Faithfully return all lines, omitting every embedded picture.

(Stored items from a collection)
☆ ☆ ☆
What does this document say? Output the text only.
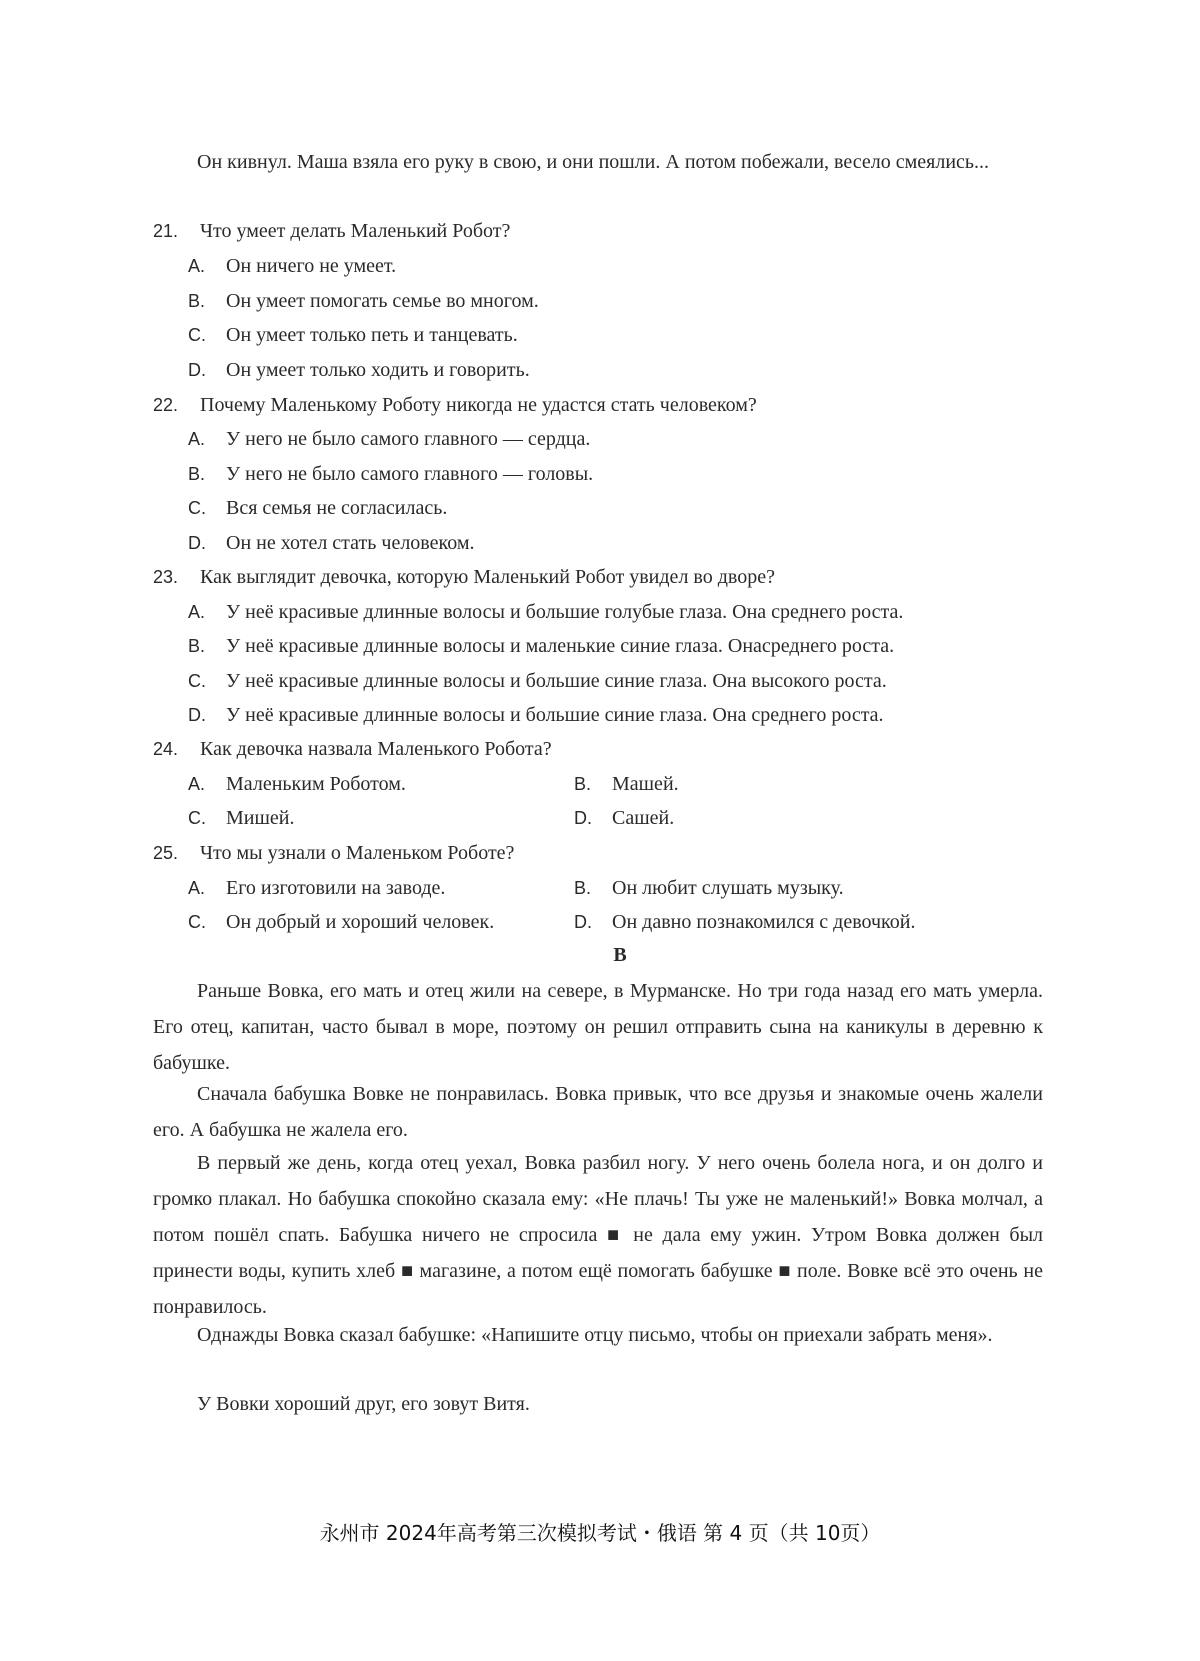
Он кивнул. Маша взяла его руку в свою, и они пошли. А потом побежали, весело смеялись...

21. Что умеет делать Маленький Робот?
A. Он ничего не умеет.
B. Он умеет помогать семье во многом.
C. Он умеет только петь и танцевать.
D. Он умеет только ходить и говорить.
22. Почему Маленькому Роботу никогда не удастся стать человеком?
A. У него не было самого главного — сердца.
B. У него не было самого главного — головы.
C. Вся семья не согласилась.
D. Он не хотел стать человеком.
23. Как выглядит девочка, которую Маленький Робот увидел во дворе?
A. У неё красивые длинные волосы и большие голубые глаза. Она среднего роста.
B. У неё красивые длинные волосы и маленькие синие глаза. Онасреднего роста.
C. У неё красивые длинные волосы и большие синие глаза. Она высокого роста.
D. У неё красивые длинные волосы и большие синие глаза. Она среднего роста.
24. Как девочка назвала Маленького Робота?
A. Маленьким Роботом.	B. Машей.
C. Мишей.	D. Сашей.
25. Что мы узнали о Маленьком Роботе?
A. Его изготовили на заводе.	B. Он любит слушать музыку.
C. Он добрый и хороший человек.	D. Он давно познакомился с девочкой.
B

Раньше Вовка, его мать и отец жили на севере, в Мурманске. Но три года назад его мать умерла. Его отец, капитан, часто бывал в море, поэтому он решил отправить сына на каникулы в деревню к бабушке.

Сначала бабушка Вовке не понравилась. Вовка привык, что все друзья и знакомые очень жалели его. А бабушка не жалела его.

В первый же день, когда отец уехал, Вовка разбил ногу. У него очень болела нога, и он долго и громко плакал. Но бабушка спокойно сказала ему: «Не плачь! Ты уже не маленький!» Вовка молчал, а потом пошёл спать. Бабушка ничего не спросила ■ не дала ему ужин. Утром Вовка должен был принести воды, купить хлеб ■ магазине, а потом ещё помогать бабушке ■ поле. Вовке всё это очень не понравилось.

Однажды Вовка сказал бабушке: «Напишите отцу письмо, чтобы он приехали забрать меня».

У Вовки хороший друг, его зовут Витя.

永州市 2024年高考第三次模拟考试・俄语 第 4 页（共 10页）
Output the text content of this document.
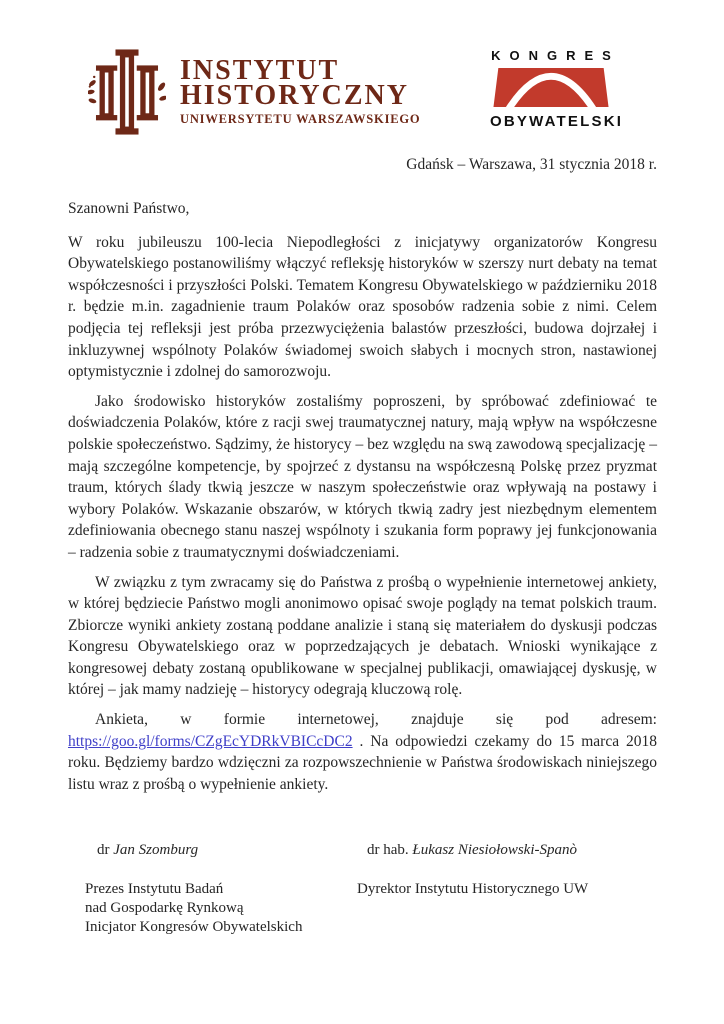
INSTYTUT
HISTORYCZNY
UNIWERSYTETU WARSZAWSKIEGO
KONGRES
OBYWATELSKI
Gdańsk – Warszawa, 31 stycznia 2018 r.

Szanowni Państwo,

W roku jubileuszu 100-lecia Niepodległości z inicjatywy organizatorów Kongresu Obywatelskiego postanowiliśmy włączyć refleksję historyków w szerszy nurt debaty na temat współczesności i przyszłości Polski. Tematem Kongresu Obywatelskiego w październiku 2018 r. będzie m.in. zagadnienie traum Polaków oraz sposobów radzenia sobie z nimi. Celem podjęcia tej refleksji jest próba przezwyciężenia balastów przeszłości, budowa dojrzałej i inkluzywnej wspólnoty Polaków świadomej swoich słabych i mocnych stron, nastawionej optymistycznie i zdolnej do samorozwoju.

Jako środowisko historyków zostaliśmy poproszeni, by spróbować zdefiniować te doświadczenia Polaków, które z racji swej traumatycznej natury, mają wpływ na współczesne polskie społeczeństwo. Sądzimy, że historycy – bez względu na swą zawodową specjalizację – mają szczególne kompetencje, by spojrzeć z dystansu na współczesną Polskę przez pryzmat traum, których ślady tkwią jeszcze w naszym społeczeństwie oraz wpływają na postawy i wybory Polaków. Wskazanie obszarów, w których tkwią zadry jest niezbędnym elementem zdefiniowania obecnego stanu naszej wspólnoty i szukania form poprawy jej funkcjonowania – radzenia sobie z traumatycznymi doświadczeniami.

W związku z tym zwracamy się do Państwa z prośbą o wypełnienie internetowej ankiety, w której będziecie Państwo mogli anonimowo opisać swoje poglądy na temat polskich traum. Zbiorcze wyniki ankiety zostaną poddane analizie i staną się materiałem do dyskusji podczas Kongresu Obywatelskiego oraz w poprzedzających je debatach. Wnioski wynikające z kongresowej debaty zostaną opublikowane w specjalnej publikacji, omawiającej dyskusję, w której – jak mamy nadzieję – historycy odegrają kluczową rolę.

Ankieta, w formie internetowej, znajduje się pod adresem: https://goo.gl/forms/CZgEcYDRkVBICcDC2 . Na odpowiedzi czekamy do 15 marca 2018 roku. Będziemy bardzo wdzięczni za rozpowszechnienie w Państwa środowiskach niniejszego listu wraz z prośbą o wypełnienie ankiety.

dr Jan Szomburg	dr hab. Łukasz Niesiołowski-Spanò
Prezes Instytutu Badań
nad Gospodarkę Rynkową
Inicjator Kongresów Obywatelskich
Dyrektor Instytutu Historycznego UW
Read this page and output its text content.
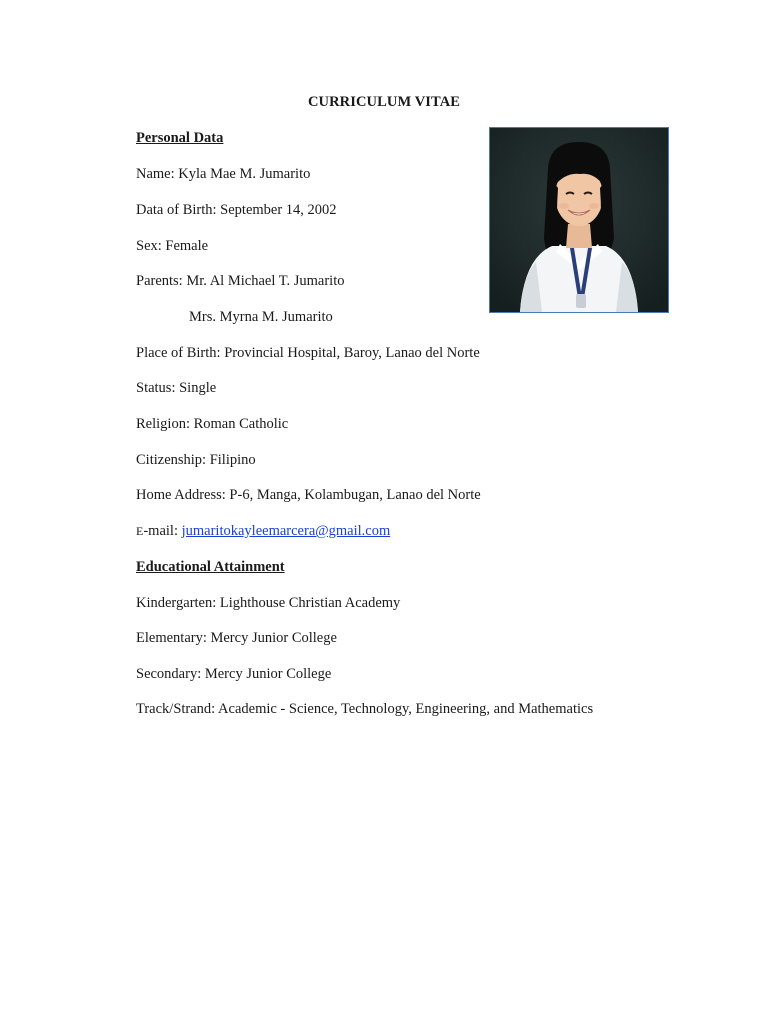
CURRICULUM VITAE
Personal Data
Name: Kyla Mae M. Jumarito
Data of Birth: September 14, 2002
Sex: Female
Parents: Mr. Al Michael T. Jumarito
Mrs. Myrna M. Jumarito
Place of Birth: Provincial Hospital, Baroy, Lanao del Norte
Status: Single
Religion: Roman Catholic
Citizenship: Filipino
Home Address: P-6, Manga, Kolambugan, Lanao del Norte
E-mail: jumaritokayleemarcera@gmail.com
Educational Attainment
Kindergarten: Lighthouse Christian Academy
Elementary: Mercy Junior College
Secondary: Mercy Junior College
Track/Strand: Academic - Science, Technology, Engineering, and Mathematics
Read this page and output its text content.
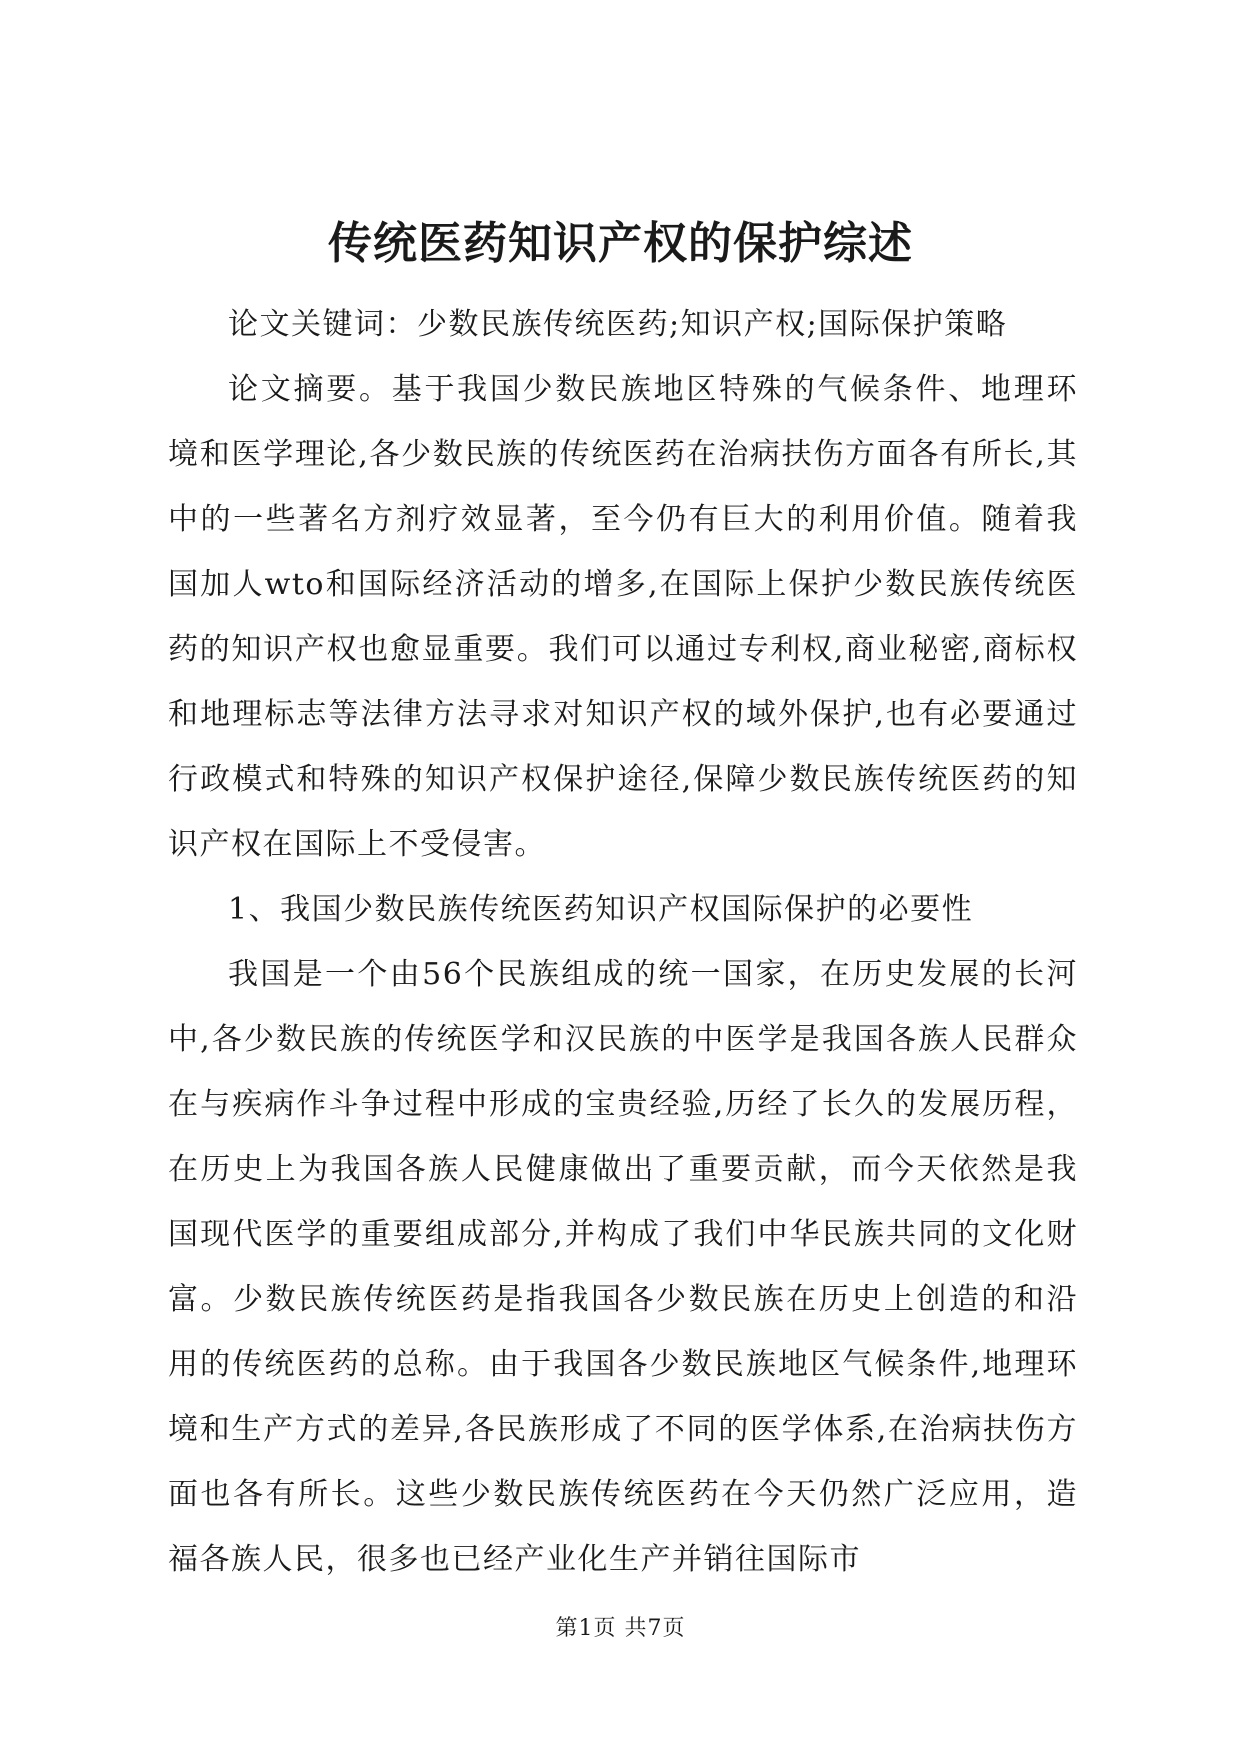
传统医药知识产权的保护综述

论文关键词：少数民族传统医药;知识产权;国际保护策略

论文摘要。基于我国少数民族地区特殊的气候条件、地理环境和医学理论,各少数民族的传统医药在治病扶伤方面各有所长,其中的一些著名方剂疗效显著，至今仍有巨大的利用价值。随着我国加人wto和国际经济活动的增多,在国际上保护少数民族传统医药的知识产权也愈显重要。我们可以通过专利权,商业秘密,商标权和地理标志等法律方法寻求对知识产权的域外保护,也有必要通过行政模式和特殊的知识产权保护途径,保障少数民族传统医药的知识产权在国际上不受侵害。

1、我国少数民族传统医药知识产权国际保护的必要性

我国是一个由56个民族组成的统一国家，在历史发展的长河中,各少数民族的传统医学和汉民族的中医学是我国各族人民群众在与疾病作斗争过程中形成的宝贵经验,历经了长久的发展历程，在历史上为我国各族人民健康做出了重要贡献，而今天依然是我国现代医学的重要组成部分,并构成了我们中华民族共同的文化财富。少数民族传统医药是指我国各少数民族在历史上创造的和沿用的传统医药的总称。由于我国各少数民族地区气候条件,地理环境和生产方式的差异,各民族形成了不同的医学体系,在治病扶伤方面也各有所长。这些少数民族传统医药在今天仍然广泛应用，造福各族人民，很多也已经产业化生产并销往国际市

第1页 共7页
☆ ☆ ☆
◆ Response to the task
What does this document say? Output the text only.
Он кивнул. Маша взяла его руку в свою, и они пошли. А потом побежали, весело смеялись...

21. Что умеет делать Маленький Робот?
A. Он ничего не умеет.
B. Он умеет помогать семье во многом.
C. Он умеет только петь и танцевать.
D. Он умеет только ходить и говорить.
22. Почему Маленькому Роботу никогда не удастся стать человеком?
A. У него не было самого главного — сердца.
B. У него не было самого главного — головы.
C. Вся семья не согласилась.
D. Он не хотел стать человеком.
23. Как выглядит девочка, которую Маленький Робот увидел во дворе?
A. У неё красивые длинные волосы и большие голубые глаза. Она среднего роста.
B. У неё красивые длинные волосы и маленькие синие глаза. Онасреднего роста.
C. У неё красивые длинные волосы и большие синие глаза. Она высокого роста.
D. У неё красивые длинные волосы и большие синие глаза. Она среднего роста.
24. Как девочка назвала Маленького Робота?
A. Маленьким Роботом.	B. Машей.
C. Мишей.	D. Сашей.
25. Что мы узнали о Маленьком Роботе?
A. Его изготовили на заводе.	B. Он любит слушать музыку.
C. Он добрый и хороший человек.	D. Он давно познакомился с девочкой.
B

Раньше Вовка, его мать и отец жили на севере, в Мурманске. Но три года назад его мать умерла. Его отец, капитан, часто бывал в море, поэтому он решил отправить сына на каникулы в деревню к бабушке.

Сначала бабушка Вовке не понравилась. Вовка привык, что все друзья и знакомые очень жалели его. А бабушка не жалела его.

В первый же день, когда отец уехал, Вовка разбил ногу. У него очень болела нога, и он долго и громко плакал. Но бабушка спокойно сказала ему: «Не плачь! Ты уже не маленький!» Вовка молчал, а потом пошёл спать. Бабушка ничего не спросила ■ не дала ему ужин. Утром Вовка должен был принести воды, купить хлеб ■ магазине, а потом ещё помогать бабушке ■ поле. Вовке всё это очень не понравилось.

Однажды Вовка сказал бабушке: «Напишите отцу письмо, чтобы он приехали забрать меня».

У Вовки хороший друг, его зовут Витя.

永州市 2024年高考第三次模拟考试・俄语 第 4 页（共 10页）
Output the text content of this document.
INSTYTUT
HISTORYCZNY
UNIWERSYTETU WARSZAWSKIEGO
KONGRES
OBYWATELSKI
Gdańsk – Warszawa, 31 stycznia 2018 r.

Szanowni Państwo,

W roku jubileuszu 100-lecia Niepodległości z inicjatywy organizatorów Kongresu Obywatelskiego postanowiliśmy włączyć refleksję historyków w szerszy nurt debaty na temat współczesności i przyszłości Polski. Tematem Kongresu Obywatelskiego w październiku 2018 r. będzie m.in. zagadnienie traum Polaków oraz sposobów radzenia sobie z nimi. Celem podjęcia tej refleksji jest próba przezwyciężenia balastów przeszłości, budowa dojrzałej i inkluzywnej wspólnoty Polaków świadomej swoich słabych i mocnych stron, nastawionej optymistycznie i zdolnej do samorozwoju.

Jako środowisko historyków zostaliśmy poproszeni, by spróbować zdefiniować te doświadczenia Polaków, które z racji swej traumatycznej natury, mają wpływ na współczesne polskie społeczeństwo. Sądzimy, że historycy – bez względu na swą zawodową specjalizację – mają szczególne kompetencje, by spojrzeć z dystansu na współczesną Polskę przez pryzmat traum, których ślady tkwią jeszcze w naszym społeczeństwie oraz wpływają na postawy i wybory Polaków. Wskazanie obszarów, w których tkwią zadry jest niezbędnym elementem zdefiniowania obecnego stanu naszej wspólnoty i szukania form poprawy jej funkcjonowania – radzenia sobie z traumatycznymi doświadczeniami.

W związku z tym zwracamy się do Państwa z prośbą o wypełnienie internetowej ankiety, w której będziecie Państwo mogli anonimowo opisać swoje poglądy na temat polskich traum. Zbiorcze wyniki ankiety zostaną poddane analizie i staną się materiałem do dyskusji podczas Kongresu Obywatelskiego oraz w poprzedzających je debatach. Wnioski wynikające z kongresowej debaty zostaną opublikowane w specjalnej publikacji, omawiającej dyskusję, w której – jak mamy nadzieję – historycy odegrają kluczową rolę.

Ankieta, w formie internetowej, znajduje się pod adresem: https://goo.gl/forms/CZgEcYDRkVBICcDC2 . Na odpowiedzi czekamy do 15 marca 2018 roku. Będziemy bardzo wdzięczni za rozpowszechnienie w Państwa środowiskach niniejszego listu wraz z prośbą o wypełnienie ankiety.

dr Jan Szomburg	dr hab. Łukasz Niesiołowski-Spanò
Prezes Instytutu Badań
nad Gospodarkę Rynkową
Inicjator Kongresów Obywatelskich
Dyrektor Instytutu Historycznego UW
Read this page and output its text content.
CURRICULUM VITAE
Personal Data
Name: Kyla Mae M. Jumarito
Data of Birth: September 14, 2002
Sex: Female
Parents: Mr. Al Michael T. Jumarito
Mrs. Myrna M. Jumarito
Place of Birth: Provincial Hospital, Baroy, Lanao del Norte
Status: Single
Religion: Roman Catholic
Citizenship: Filipino
Home Address: P-6, Manga, Kolambugan, Lanao del Norte
E-mail: jumaritokayleemarcera@gmail.com
Educational Attainment
Kindergarten: Lighthouse Christian Academy
Elementary: Mercy Junior College
Secondary: Mercy Junior College
Track/Strand: Academic - Science, Technology, Engineering, and Mathematics
Read this page and output its text content.
传统医药知识产权的保护综述

论文关键词：少数民族传统医药;知识产权;国际保护策略

论文摘要。基于我国少数民族地区特殊的气候条件、地理环境和医学理论,各少数民族的传统医药在治病扶伤方面各有所长,其中的一些著名方剂疗效显著，至今仍有巨大的利用价值。随着我国加人wto和国际经济活动的增多,在国际上保护少数民族传统医药的知识产权也愈显重要。我们可以通过专利权,商业秘密,商标权和地理标志等法律方法寻求对知识产权的域外保护,也有必要通过行政模式和特殊的知识产权保护途径,保障少数民族传统医药的知识产权在国际上不受侵害。

1、我国少数民族传统医药知识产权国际保护的必要性

我国是一个由56个民族组成的统一国家，在历史发展的长河中,各少数民族的传统医学和汉民族的中医学是我国各族人民群众在与疾病作斗争过程中形成的宝贵经验,历经了长久的发展历程，在历史上为我国各族人民健康做出了重要贡献，而今天依然是我国现代医学的重要组成部分,并构成了我们中华民族共同的文化财富。少数民族传统医药是指我国各少数民族在历史上创造的和沿用的传统医药的总称。由于我国各少数民族地区气候条件,地理环境和生产方式的差异,各民族形成了不同的医学体系,在治病扶伤方面也各有所长。这些少数民族传统医药在今天仍然广泛应用，造福各族人民，很多也已经产业化生产并销往国际市

第1页 共7页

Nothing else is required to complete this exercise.